[Start of DATA SECTION]
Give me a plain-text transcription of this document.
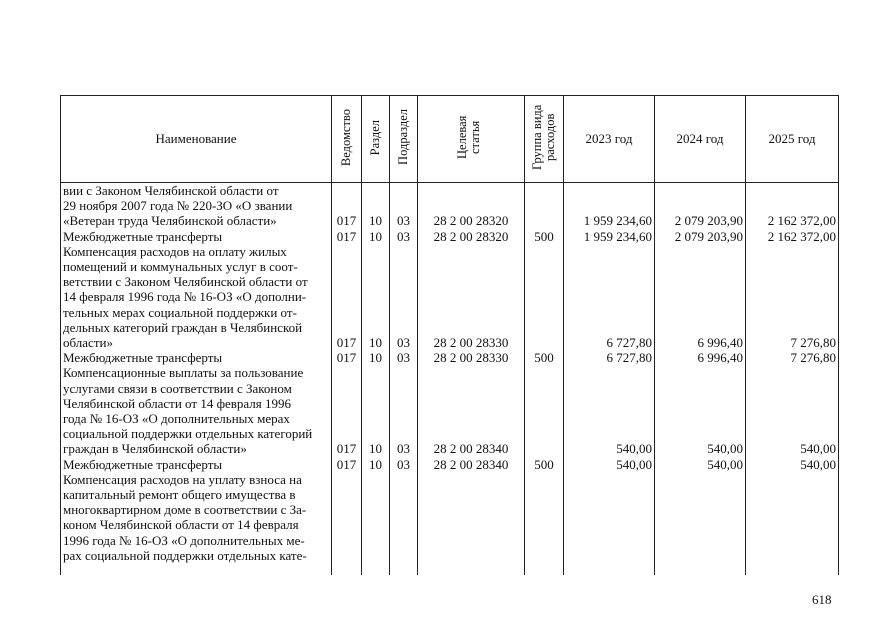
Наименование	Ведомство	Раздел	Подраздел	Целевая статья	Группа вида расходов	2023 год	2024 год	2025 год
вии с Законом Челябинской области от								
29 ноября 2007 года № 220-ЗО «О звании								
«Ветеран труда Челябинской области»	017	10	03	28 2 00 28320		1 959 234,60	2 079 203,90	2 162 372,00
Межбюджетные трансферты	017	10	03	28 2 00 28320	500	1 959 234,60	2 079 203,90	2 162 372,00
Компенсация расходов на оплату жилых								
помещений и коммунальных услуг в соот-								
ветствии с Законом Челябинской области от								
14 февраля 1996 года № 16-ОЗ «О дополни-								
тельных мерах социальной поддержки от-								
дельных категорий граждан в Челябинской								
области»	017	10	03	28 2 00 28330		6 727,80	6 996,40	7 276,80
Межбюджетные трансферты	017	10	03	28 2 00 28330	500	6 727,80	6 996,40	7 276,80
Компенсационные выплаты за пользование								
услугами связи в соответствии с Законом								
Челябинской области от 14 февраля 1996								
года № 16-ОЗ «О дополнительных мерах								
социальной поддержки отдельных категорий								
граждан в Челябинской области»	017	10	03	28 2 00 28340		540,00	540,00	540,00
Межбюджетные трансферты	017	10	03	28 2 00 28340	500	540,00	540,00	540,00
Компенсация расходов на уплату взноса на								
капитальный ремонт общего имущества в								
многоквартирном доме в соответствии с За-								
коном Челябинской области от 14 февраля								
1996 года № 16-ОЗ «О дополнительных ме-								
рах социальной поддержки отдельных кате-								

618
[End of DATA SECTION]
**YOUR INSTRUCTIONS**.
How many of the lines above include the string "поддержки"? Reply with the number by itself.

**SOLUTION FOR THIS EXERCISE**.
3